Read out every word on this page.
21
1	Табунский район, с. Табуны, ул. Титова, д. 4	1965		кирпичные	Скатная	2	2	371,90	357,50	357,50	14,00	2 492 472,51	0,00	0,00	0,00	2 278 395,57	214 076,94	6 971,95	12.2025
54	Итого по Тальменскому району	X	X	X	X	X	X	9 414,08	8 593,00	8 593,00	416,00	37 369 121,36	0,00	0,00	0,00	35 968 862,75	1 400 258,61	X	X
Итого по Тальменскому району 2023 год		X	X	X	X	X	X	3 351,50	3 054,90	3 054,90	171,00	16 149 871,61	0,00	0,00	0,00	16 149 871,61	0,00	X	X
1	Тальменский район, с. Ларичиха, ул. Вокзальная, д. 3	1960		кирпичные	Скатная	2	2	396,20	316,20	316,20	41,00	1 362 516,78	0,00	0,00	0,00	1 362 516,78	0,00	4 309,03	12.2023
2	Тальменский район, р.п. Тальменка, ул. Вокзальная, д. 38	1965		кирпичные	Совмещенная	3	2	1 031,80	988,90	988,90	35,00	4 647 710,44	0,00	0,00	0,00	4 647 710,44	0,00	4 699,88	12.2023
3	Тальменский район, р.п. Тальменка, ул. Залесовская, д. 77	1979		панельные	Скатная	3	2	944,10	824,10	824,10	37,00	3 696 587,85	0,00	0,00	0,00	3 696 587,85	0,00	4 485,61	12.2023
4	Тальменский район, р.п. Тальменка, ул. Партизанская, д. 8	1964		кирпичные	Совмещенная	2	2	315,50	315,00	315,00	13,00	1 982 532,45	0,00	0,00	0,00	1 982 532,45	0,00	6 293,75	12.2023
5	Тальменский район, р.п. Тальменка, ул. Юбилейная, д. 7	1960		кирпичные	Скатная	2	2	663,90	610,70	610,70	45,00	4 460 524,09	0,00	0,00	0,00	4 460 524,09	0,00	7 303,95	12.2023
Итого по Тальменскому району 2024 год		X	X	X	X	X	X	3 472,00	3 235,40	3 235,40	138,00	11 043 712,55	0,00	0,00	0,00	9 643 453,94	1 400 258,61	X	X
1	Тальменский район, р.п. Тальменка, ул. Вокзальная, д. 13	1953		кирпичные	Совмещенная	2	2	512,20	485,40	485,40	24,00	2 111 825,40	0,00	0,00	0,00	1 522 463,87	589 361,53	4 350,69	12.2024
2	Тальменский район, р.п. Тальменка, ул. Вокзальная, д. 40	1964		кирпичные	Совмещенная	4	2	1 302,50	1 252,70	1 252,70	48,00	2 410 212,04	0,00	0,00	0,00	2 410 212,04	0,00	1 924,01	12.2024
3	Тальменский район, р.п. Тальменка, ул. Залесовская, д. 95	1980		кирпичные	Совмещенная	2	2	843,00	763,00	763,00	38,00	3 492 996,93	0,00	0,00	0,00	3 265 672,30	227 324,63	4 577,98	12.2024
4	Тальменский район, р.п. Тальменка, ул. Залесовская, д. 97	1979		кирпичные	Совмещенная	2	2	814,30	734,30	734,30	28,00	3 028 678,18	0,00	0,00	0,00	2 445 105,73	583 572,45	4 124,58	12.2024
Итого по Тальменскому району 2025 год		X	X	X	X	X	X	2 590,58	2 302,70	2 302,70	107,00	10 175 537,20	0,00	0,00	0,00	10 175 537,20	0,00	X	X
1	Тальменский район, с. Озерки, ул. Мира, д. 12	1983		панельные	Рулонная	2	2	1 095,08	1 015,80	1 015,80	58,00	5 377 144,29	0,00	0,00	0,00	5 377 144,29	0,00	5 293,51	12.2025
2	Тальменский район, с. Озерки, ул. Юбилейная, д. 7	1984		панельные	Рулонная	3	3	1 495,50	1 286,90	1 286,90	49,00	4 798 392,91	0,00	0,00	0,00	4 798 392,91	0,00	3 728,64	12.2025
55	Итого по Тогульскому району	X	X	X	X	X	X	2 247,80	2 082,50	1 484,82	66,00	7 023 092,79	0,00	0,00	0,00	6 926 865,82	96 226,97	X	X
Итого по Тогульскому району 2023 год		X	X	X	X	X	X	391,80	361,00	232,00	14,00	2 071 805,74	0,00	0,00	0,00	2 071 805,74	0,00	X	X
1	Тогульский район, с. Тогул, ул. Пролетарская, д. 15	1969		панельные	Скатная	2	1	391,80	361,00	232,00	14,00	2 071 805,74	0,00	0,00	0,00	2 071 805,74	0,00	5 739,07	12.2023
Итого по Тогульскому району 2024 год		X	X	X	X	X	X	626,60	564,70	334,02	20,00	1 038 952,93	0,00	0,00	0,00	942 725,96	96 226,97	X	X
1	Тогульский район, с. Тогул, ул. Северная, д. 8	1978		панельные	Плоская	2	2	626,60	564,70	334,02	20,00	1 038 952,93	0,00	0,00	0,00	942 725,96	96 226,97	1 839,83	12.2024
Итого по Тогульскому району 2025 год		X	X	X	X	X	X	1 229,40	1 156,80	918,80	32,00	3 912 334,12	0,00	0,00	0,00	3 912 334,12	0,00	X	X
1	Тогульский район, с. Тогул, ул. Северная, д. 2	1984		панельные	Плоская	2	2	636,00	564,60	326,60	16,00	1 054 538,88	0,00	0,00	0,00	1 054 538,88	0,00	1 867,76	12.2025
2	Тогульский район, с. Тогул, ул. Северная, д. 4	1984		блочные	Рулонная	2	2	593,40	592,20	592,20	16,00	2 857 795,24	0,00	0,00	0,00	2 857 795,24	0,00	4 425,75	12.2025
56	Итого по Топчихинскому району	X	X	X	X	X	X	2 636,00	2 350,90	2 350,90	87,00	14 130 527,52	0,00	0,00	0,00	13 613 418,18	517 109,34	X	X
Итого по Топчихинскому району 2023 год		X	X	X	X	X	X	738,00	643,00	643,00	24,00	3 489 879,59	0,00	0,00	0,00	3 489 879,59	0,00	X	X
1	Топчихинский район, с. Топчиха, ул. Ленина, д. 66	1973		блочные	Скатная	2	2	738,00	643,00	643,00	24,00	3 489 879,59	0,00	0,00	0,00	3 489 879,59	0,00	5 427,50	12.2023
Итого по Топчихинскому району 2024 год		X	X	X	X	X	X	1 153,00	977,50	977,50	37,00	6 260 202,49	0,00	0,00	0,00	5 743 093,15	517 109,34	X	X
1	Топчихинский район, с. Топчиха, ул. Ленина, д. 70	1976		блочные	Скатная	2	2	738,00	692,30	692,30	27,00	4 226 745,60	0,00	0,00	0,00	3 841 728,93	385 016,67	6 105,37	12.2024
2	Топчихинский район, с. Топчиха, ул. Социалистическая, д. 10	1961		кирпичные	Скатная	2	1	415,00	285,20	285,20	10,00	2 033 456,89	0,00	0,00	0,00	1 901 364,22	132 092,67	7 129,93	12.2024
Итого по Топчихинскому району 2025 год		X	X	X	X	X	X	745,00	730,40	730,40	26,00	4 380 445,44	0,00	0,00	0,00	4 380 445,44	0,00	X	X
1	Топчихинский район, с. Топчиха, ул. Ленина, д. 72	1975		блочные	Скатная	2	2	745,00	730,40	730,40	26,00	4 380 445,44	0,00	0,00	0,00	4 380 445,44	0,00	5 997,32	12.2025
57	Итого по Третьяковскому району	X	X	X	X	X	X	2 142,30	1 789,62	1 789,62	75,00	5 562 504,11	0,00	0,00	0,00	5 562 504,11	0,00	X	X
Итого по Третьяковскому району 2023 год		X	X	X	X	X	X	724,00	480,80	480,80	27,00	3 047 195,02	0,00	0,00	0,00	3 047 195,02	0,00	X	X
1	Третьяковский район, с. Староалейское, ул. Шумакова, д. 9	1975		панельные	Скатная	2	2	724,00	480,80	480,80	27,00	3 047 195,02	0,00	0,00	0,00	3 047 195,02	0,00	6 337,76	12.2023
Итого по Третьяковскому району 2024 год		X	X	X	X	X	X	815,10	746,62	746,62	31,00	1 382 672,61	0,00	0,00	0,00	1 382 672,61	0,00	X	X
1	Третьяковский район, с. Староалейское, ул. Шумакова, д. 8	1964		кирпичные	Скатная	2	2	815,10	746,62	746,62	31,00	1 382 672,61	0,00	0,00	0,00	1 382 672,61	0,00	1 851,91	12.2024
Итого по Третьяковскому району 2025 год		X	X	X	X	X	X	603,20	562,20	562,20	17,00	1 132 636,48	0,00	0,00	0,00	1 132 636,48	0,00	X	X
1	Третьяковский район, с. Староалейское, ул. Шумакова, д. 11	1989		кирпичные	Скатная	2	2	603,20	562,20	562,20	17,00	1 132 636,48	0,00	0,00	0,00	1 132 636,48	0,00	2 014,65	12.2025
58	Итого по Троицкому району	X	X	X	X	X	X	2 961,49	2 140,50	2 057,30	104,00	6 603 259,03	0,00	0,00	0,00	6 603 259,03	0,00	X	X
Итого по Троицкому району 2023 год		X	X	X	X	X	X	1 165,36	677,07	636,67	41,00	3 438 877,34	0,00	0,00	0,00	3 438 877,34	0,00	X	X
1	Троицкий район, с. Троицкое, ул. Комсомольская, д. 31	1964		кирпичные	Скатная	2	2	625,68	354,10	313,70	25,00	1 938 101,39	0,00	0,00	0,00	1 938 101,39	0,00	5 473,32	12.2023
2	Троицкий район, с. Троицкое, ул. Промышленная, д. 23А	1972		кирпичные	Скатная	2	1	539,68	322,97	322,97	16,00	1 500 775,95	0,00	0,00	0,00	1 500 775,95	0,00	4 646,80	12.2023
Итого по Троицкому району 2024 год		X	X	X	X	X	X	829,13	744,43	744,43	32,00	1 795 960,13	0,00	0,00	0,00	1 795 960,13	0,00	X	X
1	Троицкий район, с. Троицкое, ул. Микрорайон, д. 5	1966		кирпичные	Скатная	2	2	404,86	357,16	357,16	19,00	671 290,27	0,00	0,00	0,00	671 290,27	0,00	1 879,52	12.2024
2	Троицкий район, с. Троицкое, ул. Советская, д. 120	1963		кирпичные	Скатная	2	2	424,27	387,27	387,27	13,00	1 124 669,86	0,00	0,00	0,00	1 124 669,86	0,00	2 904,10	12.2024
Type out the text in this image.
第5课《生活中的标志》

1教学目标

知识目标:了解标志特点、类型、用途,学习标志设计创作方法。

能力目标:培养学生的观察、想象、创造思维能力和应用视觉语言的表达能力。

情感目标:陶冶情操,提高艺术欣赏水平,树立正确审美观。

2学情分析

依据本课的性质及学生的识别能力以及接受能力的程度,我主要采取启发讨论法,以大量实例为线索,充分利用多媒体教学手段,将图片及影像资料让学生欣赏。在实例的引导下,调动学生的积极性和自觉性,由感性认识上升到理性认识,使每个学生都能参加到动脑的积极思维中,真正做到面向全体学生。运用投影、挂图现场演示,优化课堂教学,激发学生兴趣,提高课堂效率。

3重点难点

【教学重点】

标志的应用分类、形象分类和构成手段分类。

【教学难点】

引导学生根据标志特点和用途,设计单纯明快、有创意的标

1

______

Set task
Return each full line of the entries that contains the word "Юбилейная".

Solution
5	Тальменский район, р.п. Тальменка, ул. Юбилейная, д. 7	1960		кирпичные	Скатная	2	2	663,90	610,70	610,70	45,00	4 460 524,09	0,00	0,00	0,00	4 460 524,09	0,00	7 303,95	12.2023
2	Тальменский район, с. Озерки, ул. Юбилейная, д. 7	1984		панельные	Рулонная	3	3	1 495,50	1 286,90	1 286,90	49,00	4 798 392,91	0,00	0,00	0,00	4 798 392,91	0,00	3 728,64	12.2025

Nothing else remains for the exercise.